### Exercise description
Bring together all lines of the material below that contain the string "have".

### Rows
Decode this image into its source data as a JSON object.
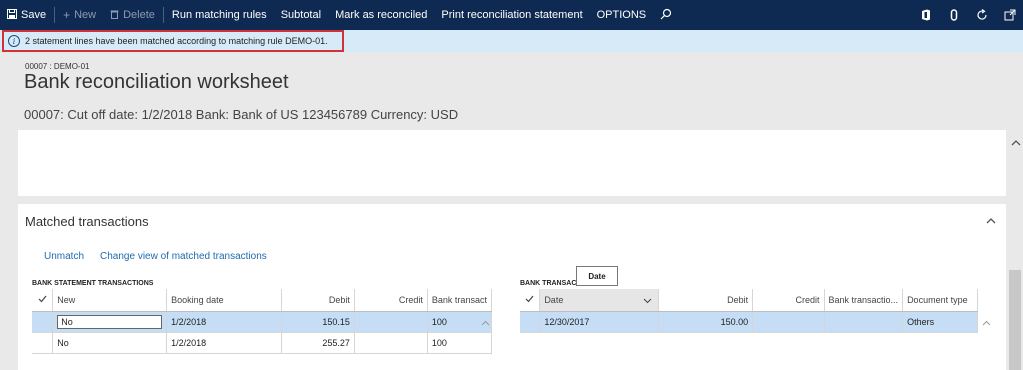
{
  "actionbar": {
    "save": "Save",
    "new": "New",
    "delete": "Delete",
    "run_matching": "Run matching rules",
    "subtotal": "Subtotal",
    "mark_reconciled": "Mark as reconciled",
    "print_statement": "Print reconciliation statement",
    "options": "OPTIONS"
  },
  "message": {
    "info_glyph": "i",
    "text": "2 statement lines have been matched according to matching rule DEMO-01."
  },
  "header": {
    "crumb": "00007 : DEMO-01",
    "title": "Bank reconciliation worksheet",
    "subtitle": "00007: Cut off date: 1/2/2018 Bank: Bank of US 123456789 Currency: USD"
  },
  "matched": {
    "title": "Matched transactions",
    "unmatch": "Unmatch",
    "change_view": "Change view of matched transactions"
  },
  "bank_statement": {
    "title": "BANK STATEMENT TRANSACTIONS",
    "columns": [
      "New",
      "Booking date",
      "Debit",
      "Credit",
      "Bank transact"
    ],
    "rows": [
      {
        "new": "No",
        "booking_date": "1/2/2018",
        "debit": "150.15",
        "credit": "",
        "bank_tx": "100"
      },
      {
        "new": "No",
        "booking_date": "1/2/2018",
        "debit": "255.27",
        "credit": "",
        "bank_tx": "100"
      }
    ]
  },
  "bank_transactions": {
    "title": "BANK TRANSAC",
    "columns": [
      "Date",
      "Debit",
      "Credit",
      "Bank transactio...",
      "Document type"
    ],
    "rows": [
      {
        "date": "12/30/2017",
        "debit": "150.00",
        "credit": "",
        "bank_tx": "",
        "doc_type": "Others"
      }
    ]
  },
  "tooltip": "Date",
  "colors": {
    "actionbar": "#0f2a52",
    "message_bg": "#d6eaf8",
    "highlight_border": "#d0323c",
    "selected_row": "#c6def5",
    "link": "#1f6cb0"
  }
}
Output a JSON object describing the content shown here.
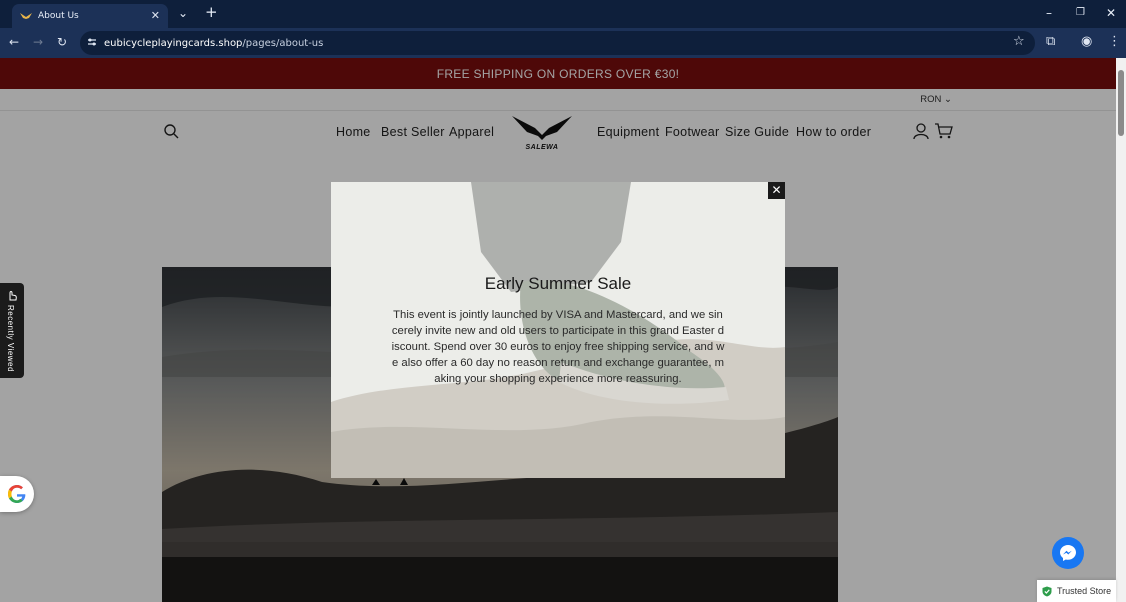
{
  "browser": {
    "tab_title": "About Us",
    "url_host": "eubicycleplayingcards.shop",
    "url_path": "/pages/about-us"
  },
  "site": {
    "announcement": "FREE SHIPPING ON ORDERS OVER €30!",
    "currency": "RON",
    "nav": {
      "home": "Home",
      "best_seller": "Best Seller",
      "apparel": "Apparel",
      "equipment": "Equipment",
      "footwear": "Footwear",
      "size_guide": "Size Guide",
      "how_to_order": "How to order"
    },
    "logo_text": "SALEWA"
  },
  "modal": {
    "title": "Early Summer Sale",
    "body": "This event is jointly launched by VISA and Mastercard, and we sincerely invite new and old users to participate in this grand Easter discount. Spend over 30 euros to enjoy free shipping service, and we also offer a 60 day no reason return and exchange guarantee, making your shopping experience more reassuring."
  },
  "widgets": {
    "recently_viewed": "Recently Viewed",
    "trusted_store": "Trusted Store"
  },
  "colors": {
    "announcement_bg": "#7a0d0d",
    "browser_bg": "#0e1f3b",
    "messenger": "#1877f2"
  }
}
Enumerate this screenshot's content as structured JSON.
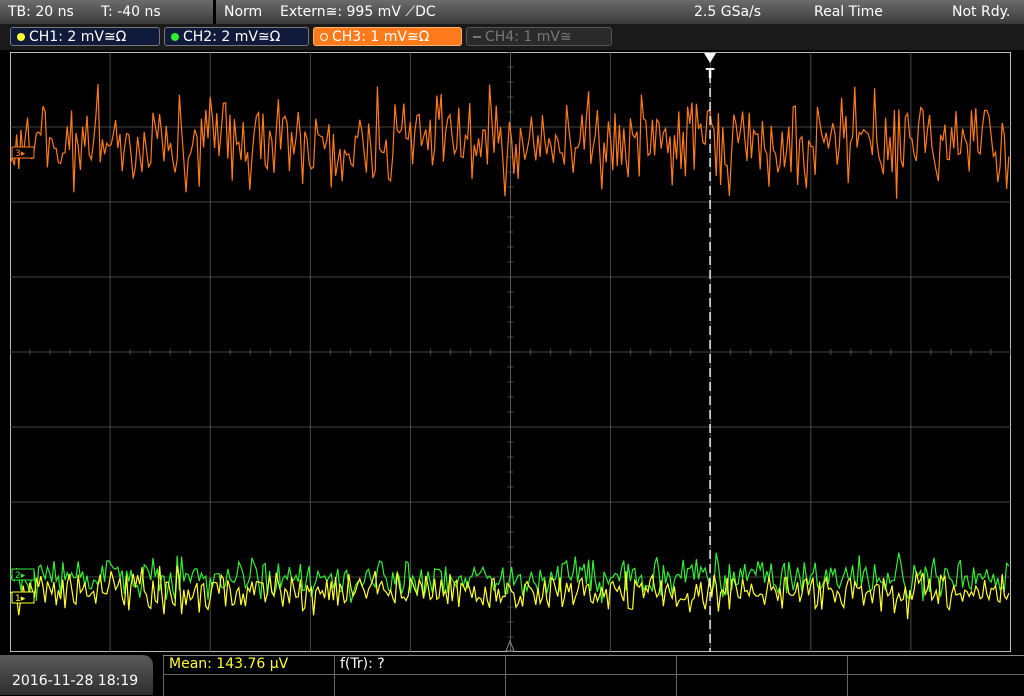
{
  "status": {
    "timebase": "TB: 20 ns",
    "trigger_time": "T: -40 ns",
    "mode": "Norm",
    "trigger_source": "Extern≅: 995 mV ⟋DC",
    "sample_rate": "2.5 GSa/s",
    "acquisition": "Real Time",
    "state": "Not Rdy."
  },
  "channels": [
    {
      "label": "CH1: 2 mV≅Ω",
      "color": "#ffff30",
      "active": true
    },
    {
      "label": "CH2: 2 mV≅Ω",
      "color": "#33ee33",
      "active": true
    },
    {
      "label": "CH3: 1 mV≅Ω",
      "color": "#ff7a1a",
      "active": true
    },
    {
      "label": "CH4: 1 mV≅",
      "color": "#777777",
      "active": false
    }
  ],
  "trigger_marker": "T",
  "offset_markers": {
    "ch3": "3▸",
    "ch2": "2▸",
    "ch1": "1▸"
  },
  "footer": {
    "datetime": "2016-11-28 18:19",
    "measurement_mean": "Mean: 143.76 µV",
    "measurement_freq": "f(Tr): ?"
  },
  "colors": {
    "ch1": "#ffff30",
    "ch2": "#33ee33",
    "ch3": "#ff7a1a",
    "grid": "#5a5a5a",
    "background": "#000000"
  }
}
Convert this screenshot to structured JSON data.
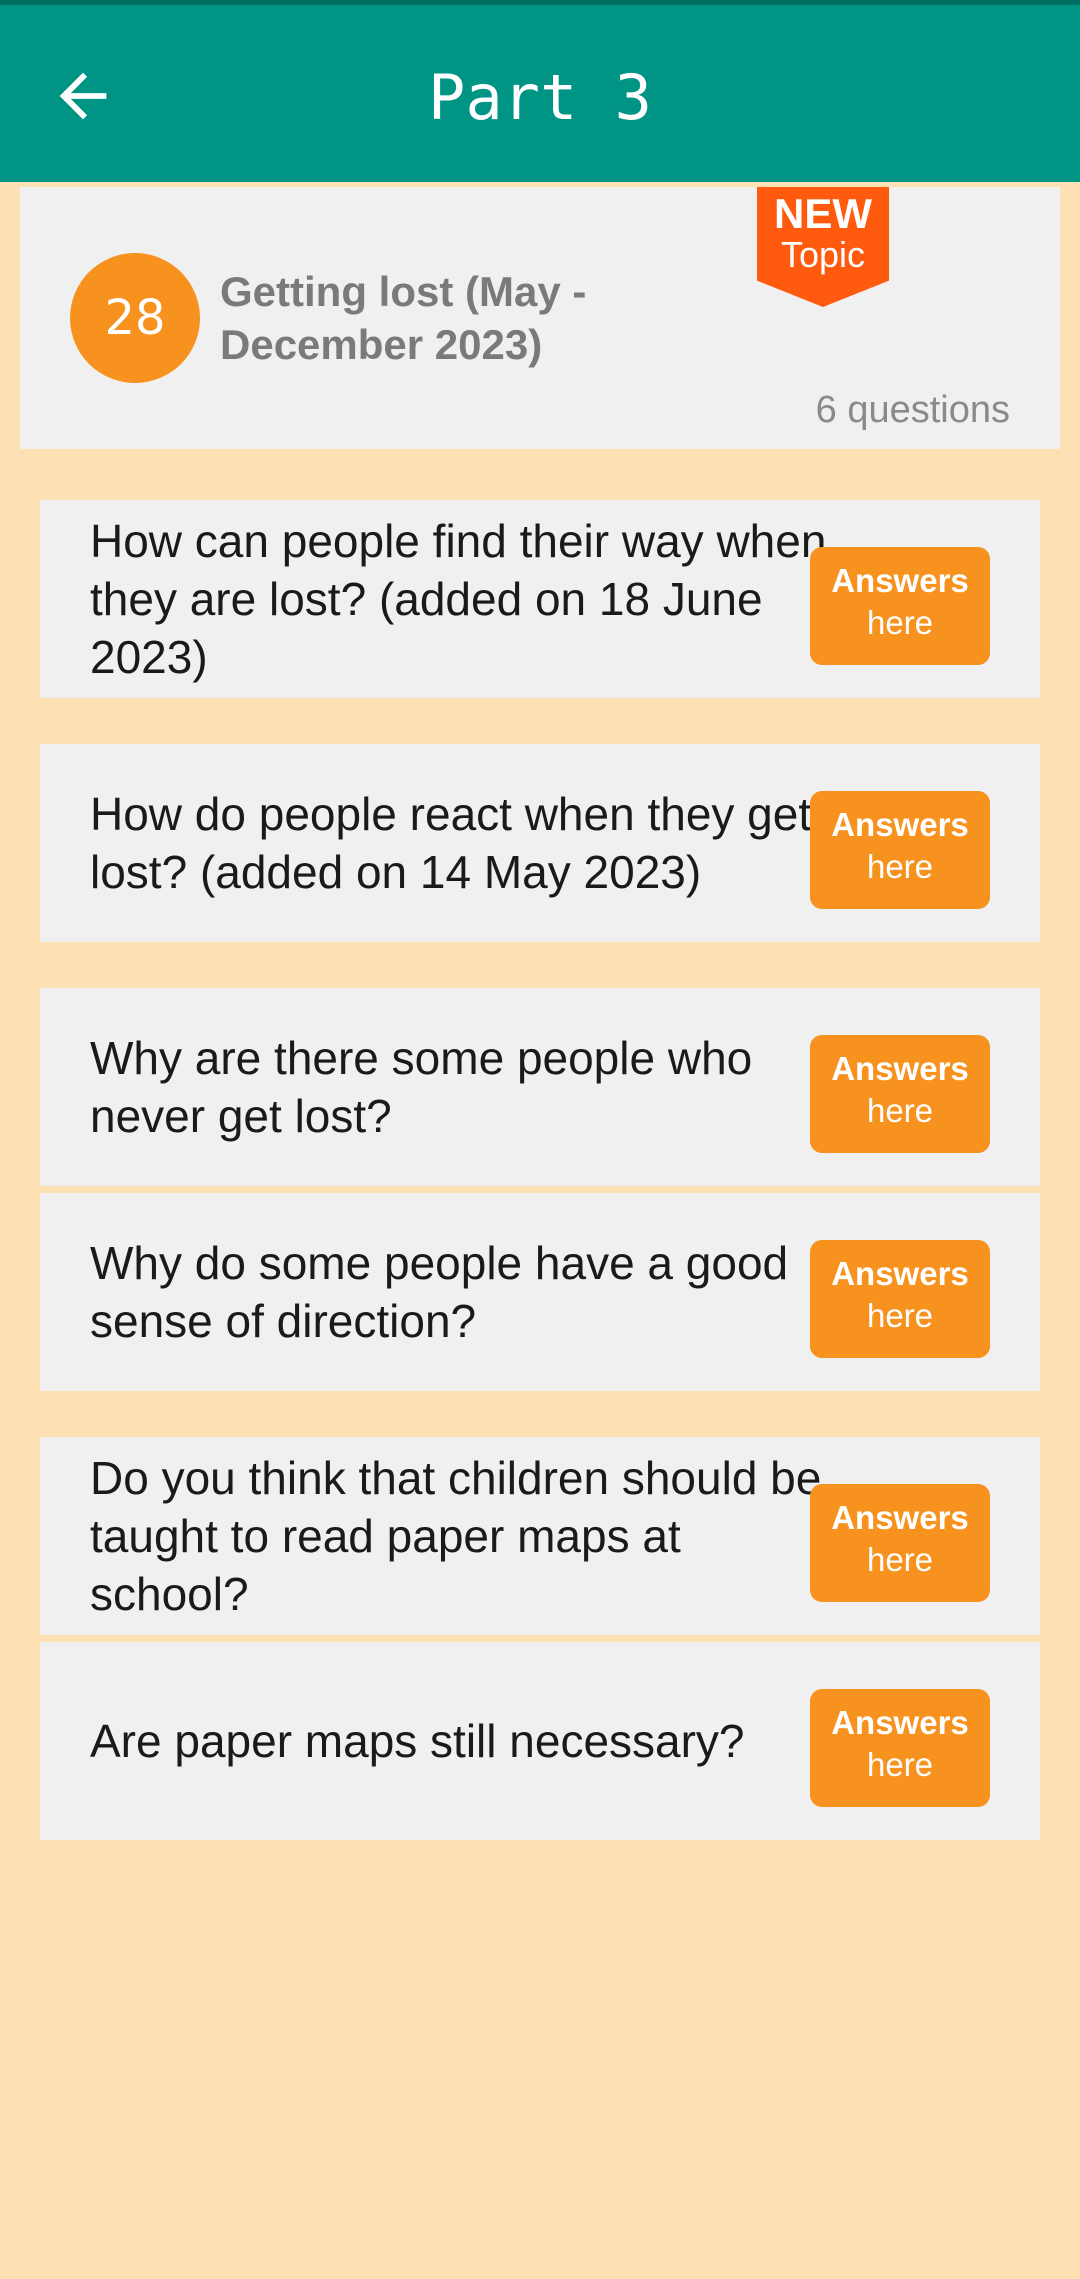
{
  "header": {
    "title": "Part 3",
    "back_icon": "arrow-left-icon"
  },
  "topic": {
    "number": "28",
    "title": "Getting lost (May - December 2023)",
    "badge_new": "NEW",
    "badge_topic": "Topic",
    "question_count": "6 questions"
  },
  "questions": [
    {
      "text": "How can people find their way when they are lost? (added on 18 June 2023)",
      "btn_line1": "Answers",
      "btn_line2": "here"
    },
    {
      "text": "How do people react when they get lost? (added on 14 May 2023)",
      "btn_line1": "Answers",
      "btn_line2": "here"
    },
    {
      "text": "Why are there some people who never get lost?",
      "btn_line1": "Answers",
      "btn_line2": "here"
    },
    {
      "text": "Why do some people have a good sense of direction?",
      "btn_line1": "Answers",
      "btn_line2": "here"
    },
    {
      "text": "Do you think that children should be taught to read paper maps at school?",
      "btn_line1": "Answers",
      "btn_line2": "here"
    },
    {
      "text": "Are paper maps still necessary?",
      "btn_line1": "Answers",
      "btn_line2": "here"
    }
  ],
  "colors": {
    "appbar": "#009485",
    "background": "#fde0b4",
    "accent": "#f7921e",
    "badge": "#ff5a0e"
  }
}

### Result for this exercise
    "text": "2 statement lines have been matched according to matching rule DEMO-01."
      "text": "Why do some people have a good sense of direction?",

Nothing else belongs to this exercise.